::: DATA LINES
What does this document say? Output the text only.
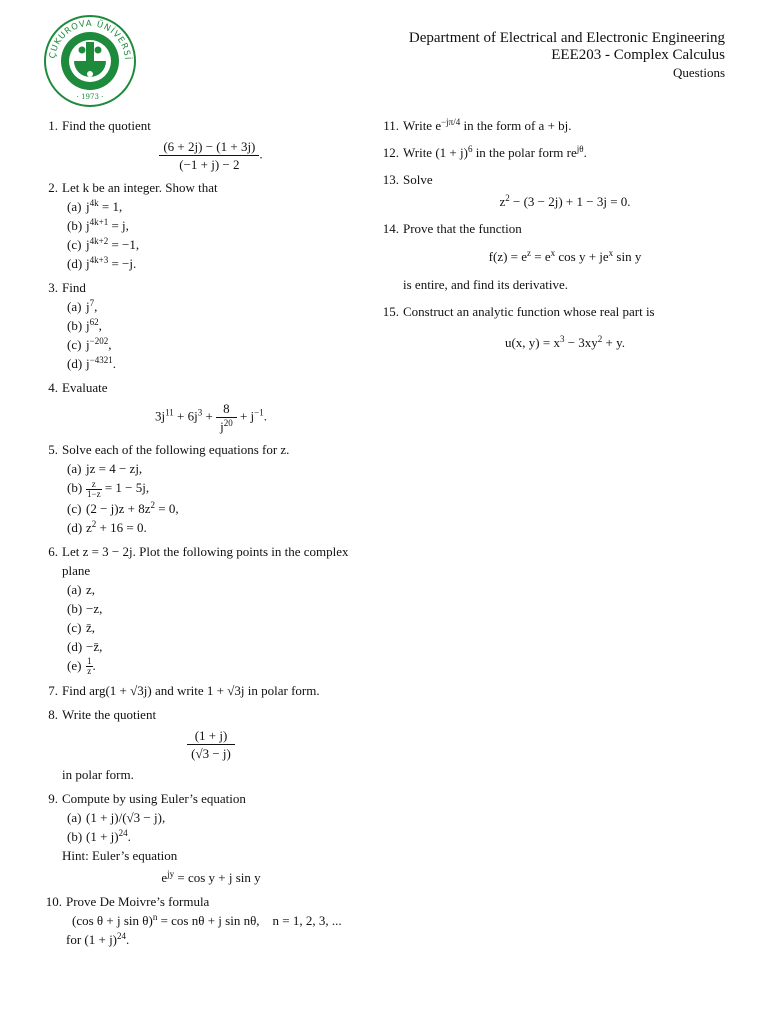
ÇUKUROVA ÜNİVERSİ
· 1973 ·
Department of Electrical and Electronic Engineering
EEE203 - Complex Calculus
Questions
1. Find the quotient
$\frac{(6 + 2j) - (1 + 3j)}{(-1 + j) - 2}$ .
2. Let k be an integer. Show that
(a) $j^{4k} = 1$,
(b) $j^{4k+1} = j$,
(c) $j^{4k+2} = -1$,
(d) $j^{4k+3} = -j$.
3. Find
(a) $j^7$,
(b) $j^{62}$,
(c) $j^{-202}$,
(d) $j^{-4321}$.
4. Evaluate
$3j^{11} + 6j^3 + \frac{8}{j^{20}} + j^{-1}$.
5. Solve each of the following equations for z.
(a) jz = 4 − zj,
$(b) \frac{z}{1-z} = 1 - 5j$,
(c) $(2 - j)z + 8z^2 = 0$,
(d) $z^2 + 16 = 0$.
6. Let z = 3 − 2j. Plot the following points in the complex plane
(a) z,
(b) −z,
(c) z̄,
(d) −z̄,
$(e) \frac{1}{z}$ .
7. Find arg(1 + √3j) and write 1 + √3j in polar form.
8. Write the quotient
$\frac{(1 + j)}{(√3 - j)}$
in polar form.
9. Compute by using Euler’s equation
(a) (1 + j)/(√3 − j),
(b) $(1 + j)^{24}$.
Hint: Euler’s equation
$e^{jy} = \cos y + j$ sin y
10. Prove De Moivre’s formula
(cos θ + j sin θ)$^n$ = cos nθ + j sin nθ, n = 1, 2, 3, ...
for $(1 + j)^{24}$.
11. Write $e^{-j\pi/4}$ in the form of a + bj.
12. Write $(1 + j)^6$ in the polar form $re^{j\theta}$.
13. Solve
$z^2 - (3 - 2j) + 1 - 3j = 0$.
14. Prove that the function
$f(z) = e^z = e^x$ $\cos y + je^x$ sin y
is entire, and find its derivative.
15. Construct an analytic function whose real part is
u(x, $y) = x^3 - 3xy^2 + y$.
::::::
#### PROMPT
Write down every line of the data above that includes the string "Solve".

#### FULL RESPONSE
5. Solve each of the following equations for z.
13. Solve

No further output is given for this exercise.